§ **TASK STATEMENT**: Which lines in the material below contain the word "грузинском"? Copy each of them.

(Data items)
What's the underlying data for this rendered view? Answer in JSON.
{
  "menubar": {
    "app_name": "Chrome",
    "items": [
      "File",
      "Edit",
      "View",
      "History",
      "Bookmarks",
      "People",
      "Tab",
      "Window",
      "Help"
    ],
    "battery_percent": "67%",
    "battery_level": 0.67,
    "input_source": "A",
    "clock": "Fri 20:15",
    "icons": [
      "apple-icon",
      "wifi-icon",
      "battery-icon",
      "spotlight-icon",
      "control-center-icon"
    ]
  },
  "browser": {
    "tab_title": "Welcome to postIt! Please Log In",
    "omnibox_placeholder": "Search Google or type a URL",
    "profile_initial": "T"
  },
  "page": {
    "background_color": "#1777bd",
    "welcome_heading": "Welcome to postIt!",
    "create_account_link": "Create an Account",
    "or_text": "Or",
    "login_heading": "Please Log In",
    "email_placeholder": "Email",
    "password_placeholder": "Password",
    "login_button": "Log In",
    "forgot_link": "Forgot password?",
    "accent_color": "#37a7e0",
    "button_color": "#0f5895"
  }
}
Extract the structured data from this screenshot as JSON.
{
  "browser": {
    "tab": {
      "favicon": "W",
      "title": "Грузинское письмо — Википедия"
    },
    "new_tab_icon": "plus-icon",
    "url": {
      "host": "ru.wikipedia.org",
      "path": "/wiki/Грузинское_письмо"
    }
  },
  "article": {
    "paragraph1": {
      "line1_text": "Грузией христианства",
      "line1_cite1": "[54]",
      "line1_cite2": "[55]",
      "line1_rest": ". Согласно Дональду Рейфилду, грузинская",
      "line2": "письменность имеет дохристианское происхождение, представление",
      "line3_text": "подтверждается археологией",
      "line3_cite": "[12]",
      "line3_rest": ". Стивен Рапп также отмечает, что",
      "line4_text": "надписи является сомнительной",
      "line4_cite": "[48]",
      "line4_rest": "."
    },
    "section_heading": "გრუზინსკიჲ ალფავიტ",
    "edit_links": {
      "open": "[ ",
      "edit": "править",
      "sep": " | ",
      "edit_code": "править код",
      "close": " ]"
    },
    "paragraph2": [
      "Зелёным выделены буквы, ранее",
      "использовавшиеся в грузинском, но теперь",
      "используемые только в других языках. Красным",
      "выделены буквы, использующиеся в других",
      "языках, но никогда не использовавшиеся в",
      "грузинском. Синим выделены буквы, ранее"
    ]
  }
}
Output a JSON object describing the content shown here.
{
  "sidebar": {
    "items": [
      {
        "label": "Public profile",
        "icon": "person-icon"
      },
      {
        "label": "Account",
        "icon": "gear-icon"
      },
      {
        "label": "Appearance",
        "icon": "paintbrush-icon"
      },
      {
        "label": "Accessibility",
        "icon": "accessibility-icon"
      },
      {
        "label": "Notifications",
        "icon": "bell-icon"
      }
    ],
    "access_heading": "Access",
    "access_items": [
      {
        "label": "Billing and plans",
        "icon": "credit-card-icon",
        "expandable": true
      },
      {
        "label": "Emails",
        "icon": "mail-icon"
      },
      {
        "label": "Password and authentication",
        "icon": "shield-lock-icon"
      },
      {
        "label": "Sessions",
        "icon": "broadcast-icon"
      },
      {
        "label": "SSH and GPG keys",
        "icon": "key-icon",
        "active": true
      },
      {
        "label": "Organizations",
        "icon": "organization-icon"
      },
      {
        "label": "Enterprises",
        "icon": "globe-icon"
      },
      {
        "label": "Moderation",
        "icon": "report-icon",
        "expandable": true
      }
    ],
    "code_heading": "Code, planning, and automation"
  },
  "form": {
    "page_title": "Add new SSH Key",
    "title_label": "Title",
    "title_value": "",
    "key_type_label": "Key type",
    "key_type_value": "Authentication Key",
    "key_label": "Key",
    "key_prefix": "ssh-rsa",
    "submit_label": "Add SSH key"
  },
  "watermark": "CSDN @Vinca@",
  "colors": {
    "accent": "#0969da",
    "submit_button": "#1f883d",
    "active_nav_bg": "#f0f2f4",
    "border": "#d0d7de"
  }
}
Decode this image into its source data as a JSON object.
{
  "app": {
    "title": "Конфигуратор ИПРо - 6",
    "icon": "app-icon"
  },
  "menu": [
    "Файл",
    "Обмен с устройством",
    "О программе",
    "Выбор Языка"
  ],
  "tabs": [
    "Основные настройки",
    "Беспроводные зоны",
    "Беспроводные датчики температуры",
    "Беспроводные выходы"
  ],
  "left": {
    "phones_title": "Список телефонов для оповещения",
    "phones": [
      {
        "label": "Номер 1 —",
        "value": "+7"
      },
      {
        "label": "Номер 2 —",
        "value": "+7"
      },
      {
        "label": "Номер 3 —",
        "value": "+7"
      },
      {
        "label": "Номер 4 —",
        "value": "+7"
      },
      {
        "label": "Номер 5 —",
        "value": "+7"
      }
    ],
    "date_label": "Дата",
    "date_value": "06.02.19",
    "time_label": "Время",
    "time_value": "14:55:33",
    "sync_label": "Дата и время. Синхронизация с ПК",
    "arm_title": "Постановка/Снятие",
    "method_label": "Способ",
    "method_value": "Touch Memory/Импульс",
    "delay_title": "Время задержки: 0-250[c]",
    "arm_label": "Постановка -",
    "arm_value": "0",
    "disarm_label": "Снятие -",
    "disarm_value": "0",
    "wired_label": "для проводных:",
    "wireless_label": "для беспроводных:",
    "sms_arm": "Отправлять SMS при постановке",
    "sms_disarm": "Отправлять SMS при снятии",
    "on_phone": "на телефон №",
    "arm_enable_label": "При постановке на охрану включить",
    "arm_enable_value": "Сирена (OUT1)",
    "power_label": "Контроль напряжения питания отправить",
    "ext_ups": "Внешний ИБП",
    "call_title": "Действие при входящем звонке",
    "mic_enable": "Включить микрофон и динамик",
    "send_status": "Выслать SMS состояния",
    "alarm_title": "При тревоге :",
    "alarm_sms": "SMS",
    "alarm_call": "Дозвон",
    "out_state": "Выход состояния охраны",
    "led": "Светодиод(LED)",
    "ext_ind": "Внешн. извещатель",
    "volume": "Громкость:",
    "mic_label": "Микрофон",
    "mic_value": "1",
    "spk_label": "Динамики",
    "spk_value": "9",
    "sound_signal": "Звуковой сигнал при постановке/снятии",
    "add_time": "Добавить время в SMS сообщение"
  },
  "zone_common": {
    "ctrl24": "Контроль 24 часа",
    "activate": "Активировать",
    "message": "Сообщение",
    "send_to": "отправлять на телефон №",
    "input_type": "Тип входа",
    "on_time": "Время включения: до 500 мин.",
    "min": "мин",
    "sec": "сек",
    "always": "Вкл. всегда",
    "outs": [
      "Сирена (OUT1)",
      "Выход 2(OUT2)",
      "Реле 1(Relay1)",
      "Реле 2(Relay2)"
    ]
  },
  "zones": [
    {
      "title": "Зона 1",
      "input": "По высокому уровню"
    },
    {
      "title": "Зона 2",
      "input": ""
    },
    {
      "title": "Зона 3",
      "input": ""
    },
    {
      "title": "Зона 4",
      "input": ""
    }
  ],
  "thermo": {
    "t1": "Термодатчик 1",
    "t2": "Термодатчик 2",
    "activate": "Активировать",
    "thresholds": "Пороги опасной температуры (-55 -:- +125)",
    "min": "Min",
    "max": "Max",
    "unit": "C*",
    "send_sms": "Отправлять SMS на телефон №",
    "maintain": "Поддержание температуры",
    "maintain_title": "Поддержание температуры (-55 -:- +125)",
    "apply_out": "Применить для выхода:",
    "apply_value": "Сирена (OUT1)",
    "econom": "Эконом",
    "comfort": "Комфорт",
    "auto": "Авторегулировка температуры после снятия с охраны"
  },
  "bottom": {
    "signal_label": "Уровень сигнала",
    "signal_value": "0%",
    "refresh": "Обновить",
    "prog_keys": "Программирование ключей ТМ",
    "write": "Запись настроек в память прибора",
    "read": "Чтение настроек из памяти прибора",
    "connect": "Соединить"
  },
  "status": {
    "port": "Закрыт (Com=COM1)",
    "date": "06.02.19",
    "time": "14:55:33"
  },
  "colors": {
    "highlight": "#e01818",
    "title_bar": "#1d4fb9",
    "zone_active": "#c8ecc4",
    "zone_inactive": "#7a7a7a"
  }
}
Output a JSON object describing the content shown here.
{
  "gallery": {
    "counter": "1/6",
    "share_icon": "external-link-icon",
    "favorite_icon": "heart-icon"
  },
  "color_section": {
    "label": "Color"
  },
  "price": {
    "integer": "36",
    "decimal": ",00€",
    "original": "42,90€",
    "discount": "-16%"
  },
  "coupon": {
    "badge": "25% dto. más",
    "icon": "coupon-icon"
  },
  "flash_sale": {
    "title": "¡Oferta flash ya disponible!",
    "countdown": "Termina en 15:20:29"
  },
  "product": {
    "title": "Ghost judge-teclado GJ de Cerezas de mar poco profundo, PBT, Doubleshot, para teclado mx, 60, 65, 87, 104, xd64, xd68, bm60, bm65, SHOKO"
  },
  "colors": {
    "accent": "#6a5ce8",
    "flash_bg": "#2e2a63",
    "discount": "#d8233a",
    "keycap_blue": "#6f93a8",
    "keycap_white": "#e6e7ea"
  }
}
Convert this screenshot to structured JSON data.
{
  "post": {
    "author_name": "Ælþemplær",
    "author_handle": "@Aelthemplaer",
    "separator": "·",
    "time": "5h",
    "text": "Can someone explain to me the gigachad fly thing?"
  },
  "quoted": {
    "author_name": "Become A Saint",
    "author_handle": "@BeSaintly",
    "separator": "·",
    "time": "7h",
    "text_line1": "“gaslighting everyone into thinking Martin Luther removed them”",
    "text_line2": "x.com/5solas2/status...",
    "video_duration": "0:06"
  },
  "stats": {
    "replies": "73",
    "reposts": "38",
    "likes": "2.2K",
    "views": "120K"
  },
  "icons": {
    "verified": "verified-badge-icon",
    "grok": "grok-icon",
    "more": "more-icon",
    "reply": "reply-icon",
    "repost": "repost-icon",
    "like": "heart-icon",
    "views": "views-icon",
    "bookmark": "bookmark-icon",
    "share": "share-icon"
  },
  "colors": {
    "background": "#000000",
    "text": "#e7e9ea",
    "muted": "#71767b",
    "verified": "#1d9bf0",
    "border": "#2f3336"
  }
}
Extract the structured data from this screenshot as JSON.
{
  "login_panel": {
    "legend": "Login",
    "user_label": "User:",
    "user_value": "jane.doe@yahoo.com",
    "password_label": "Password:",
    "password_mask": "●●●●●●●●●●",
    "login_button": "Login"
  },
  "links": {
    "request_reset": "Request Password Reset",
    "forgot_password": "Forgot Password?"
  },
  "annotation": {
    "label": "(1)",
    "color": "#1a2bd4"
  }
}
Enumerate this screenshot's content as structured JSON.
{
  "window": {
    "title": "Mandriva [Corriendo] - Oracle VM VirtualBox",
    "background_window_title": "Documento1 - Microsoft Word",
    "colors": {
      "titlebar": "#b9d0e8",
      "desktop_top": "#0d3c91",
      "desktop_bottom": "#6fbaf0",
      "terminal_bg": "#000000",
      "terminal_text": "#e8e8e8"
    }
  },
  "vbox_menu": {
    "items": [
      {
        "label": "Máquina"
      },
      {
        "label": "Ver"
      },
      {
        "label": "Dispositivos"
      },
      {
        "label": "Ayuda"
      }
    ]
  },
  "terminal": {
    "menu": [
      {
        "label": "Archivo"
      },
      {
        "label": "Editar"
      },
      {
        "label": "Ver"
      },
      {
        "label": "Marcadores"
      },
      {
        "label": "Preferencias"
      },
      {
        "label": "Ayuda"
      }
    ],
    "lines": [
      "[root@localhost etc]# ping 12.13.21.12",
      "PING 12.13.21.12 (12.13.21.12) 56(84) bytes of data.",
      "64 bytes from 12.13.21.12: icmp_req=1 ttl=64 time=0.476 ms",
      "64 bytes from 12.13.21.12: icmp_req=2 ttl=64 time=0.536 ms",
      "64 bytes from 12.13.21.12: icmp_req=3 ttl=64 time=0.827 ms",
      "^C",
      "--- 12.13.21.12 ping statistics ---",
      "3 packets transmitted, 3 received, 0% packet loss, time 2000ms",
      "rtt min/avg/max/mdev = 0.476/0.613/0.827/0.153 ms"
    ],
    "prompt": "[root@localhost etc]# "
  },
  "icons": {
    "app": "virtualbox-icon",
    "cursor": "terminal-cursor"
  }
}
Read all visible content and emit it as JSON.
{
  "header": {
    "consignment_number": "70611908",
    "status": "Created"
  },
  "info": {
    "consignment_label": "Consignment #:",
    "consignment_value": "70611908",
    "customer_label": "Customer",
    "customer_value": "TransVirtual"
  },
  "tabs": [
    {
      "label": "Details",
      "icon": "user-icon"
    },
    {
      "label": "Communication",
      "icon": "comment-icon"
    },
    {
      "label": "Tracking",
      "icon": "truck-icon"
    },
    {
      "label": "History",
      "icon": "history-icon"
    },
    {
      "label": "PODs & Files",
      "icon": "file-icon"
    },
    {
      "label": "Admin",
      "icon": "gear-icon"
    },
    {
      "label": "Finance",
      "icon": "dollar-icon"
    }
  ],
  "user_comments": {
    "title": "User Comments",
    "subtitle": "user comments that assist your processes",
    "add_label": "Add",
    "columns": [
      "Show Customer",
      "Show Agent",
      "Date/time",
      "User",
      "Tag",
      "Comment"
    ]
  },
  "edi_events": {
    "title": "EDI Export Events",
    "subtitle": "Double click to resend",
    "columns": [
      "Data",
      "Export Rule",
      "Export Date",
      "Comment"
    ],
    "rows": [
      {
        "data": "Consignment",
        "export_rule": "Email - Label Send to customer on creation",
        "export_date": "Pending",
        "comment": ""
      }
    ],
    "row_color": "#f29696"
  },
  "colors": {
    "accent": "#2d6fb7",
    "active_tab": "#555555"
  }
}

§ **COMPLETED TASK**:
      "использовавшиеся в грузинском, но теперь",
      "грузинском. Синим выделены буквы, ранее"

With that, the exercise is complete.